Data items
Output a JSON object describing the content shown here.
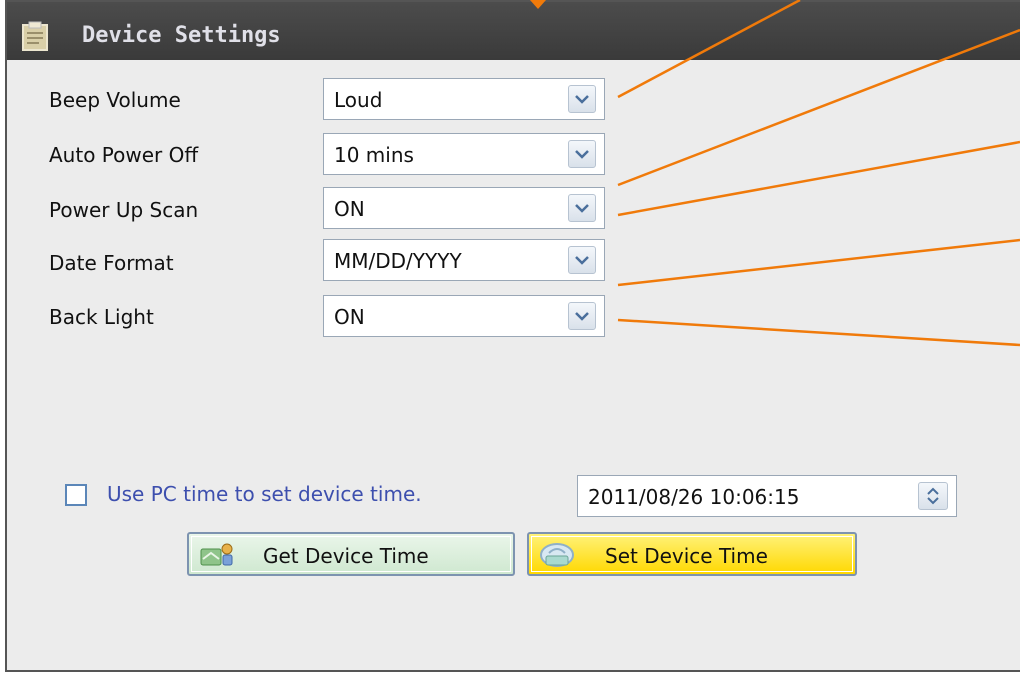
{
  "window": {
    "title": "Device Settings"
  },
  "settings": {
    "beep_volume": {
      "label": "Beep Volume",
      "value": "Loud"
    },
    "auto_power_off": {
      "label": "Auto Power Off",
      "value": "10 mins"
    },
    "power_up_scan": {
      "label": "Power Up Scan",
      "value": "ON"
    },
    "date_format": {
      "label": "Date Format",
      "value": "MM/DD/YYYY"
    },
    "back_light": {
      "label": "Back Light",
      "value": "ON"
    }
  },
  "time": {
    "use_pc_time_label": "Use PC time to set device time.",
    "use_pc_time_checked": false,
    "datetime_value": "2011/08/26 10:06:15"
  },
  "buttons": {
    "get_device_time": "Get Device Time",
    "set_device_time": "Set Device Time"
  },
  "colors": {
    "annotation_lines": "#f07a0a",
    "titlebar": "#444444",
    "set_button": "#ffe000",
    "get_button": "#d6eed7"
  }
}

◆ **Problem statement**
Print all of the entries word for word. Omit the pictures they contain.

◆ **Finished exercise**
Output a JSON object describing the content shown here.
{
  "window": {
    "title": "Device Settings"
  },
  "settings": {
    "beep_volume": {
      "label": "Beep Volume",
      "value": "Loud"
    },
    "auto_power_off": {
      "label": "Auto Power Off",
      "value": "10 mins"
    },
    "power_up_scan": {
      "label": "Power Up Scan",
      "value": "ON"
    },
    "date_format": {
      "label": "Date Format",
      "value": "MM/DD/YYYY"
    },
    "back_light": {
      "label": "Back Light",
      "value": "ON"
    }
  },
  "time": {
    "use_pc_time_label": "Use PC time to set device time.",
    "use_pc_time_checked": false,
    "datetime_value": "2011/08/26 10:06:15"
  },
  "buttons": {
    "get_device_time": "Get Device Time",
    "set_device_time": "Set Device Time"
  },
  "colors": {
    "annotation_lines": "#f07a0a",
    "titlebar": "#444444",
    "set_button": "#ffe000",
    "get_button": "#d6eed7"
  }
}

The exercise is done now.